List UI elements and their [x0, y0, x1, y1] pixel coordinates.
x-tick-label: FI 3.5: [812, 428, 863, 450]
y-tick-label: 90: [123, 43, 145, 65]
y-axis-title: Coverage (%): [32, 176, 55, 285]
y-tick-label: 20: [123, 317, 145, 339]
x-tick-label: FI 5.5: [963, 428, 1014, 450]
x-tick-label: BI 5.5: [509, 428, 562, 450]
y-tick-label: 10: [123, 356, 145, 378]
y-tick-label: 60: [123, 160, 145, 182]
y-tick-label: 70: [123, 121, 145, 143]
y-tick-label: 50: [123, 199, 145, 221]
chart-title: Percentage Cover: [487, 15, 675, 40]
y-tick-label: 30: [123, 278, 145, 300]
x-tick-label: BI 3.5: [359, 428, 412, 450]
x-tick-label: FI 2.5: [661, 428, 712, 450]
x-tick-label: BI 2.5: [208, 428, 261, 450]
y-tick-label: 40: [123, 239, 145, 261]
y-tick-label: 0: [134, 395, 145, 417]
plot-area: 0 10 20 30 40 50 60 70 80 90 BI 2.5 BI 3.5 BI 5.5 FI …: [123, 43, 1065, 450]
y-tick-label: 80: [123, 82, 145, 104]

========================

To be done
Can you give the listing as a Markdown table with the columns "Row" and "Line," starting from the first line and going on through the line with "y-tick-label: 0: [134, 395, 145, 417]", including that line, and leaving out any blank lines?

Solution to this problem
| Row | Line |
|---|---|
| 1 | List UI elements and their [x0, y0, x1, y1] pixel coordinates. |
| 2 | x-tick-label: FI 3.5: [812, 428, 863, 450] |
| 3 | y-tick-label: 90: [123, 43, 145, 65] |
| 4 | y-axis-title: Coverage (%): [32, 176, 55, 285] |
| 5 | y-tick-label: 20: [123, 317, 145, 339] |
| 6 | x-tick-label: FI 5.5: [963, 428, 1014, 450] |
| 7 | x-tick-label: BI 5.5: [509, 428, 562, 450] |
| 8 | y-tick-label: 10: [123, 356, 145, 378] |
| 9 | y-tick-label: 60: [123, 160, 145, 182] |
| 10 | y-tick-label: 70: [123, 121, 145, 143] |
| 11 | y-tick-label: 50: [123, 199, 145, 221] |
| 12 | chart-title: Percentage Cover: [487, 15, 675, 40] |
| 13 | y-tick-label: 30: [123, 278, 145, 300] |
| 14 | x-tick-label: BI 3.5: [359, 428, 412, 450] |
| 15 | x-tick-label: FI 2.5: [661, 428, 712, 450] |
| 16 | x-tick-label: BI 2.5: [208, 428, 261, 450] |
| 17 | y-tick-label: 40: [123, 239, 145, 261] |
| 18 | y-tick-label: 0: [134, 395, 145, 417] |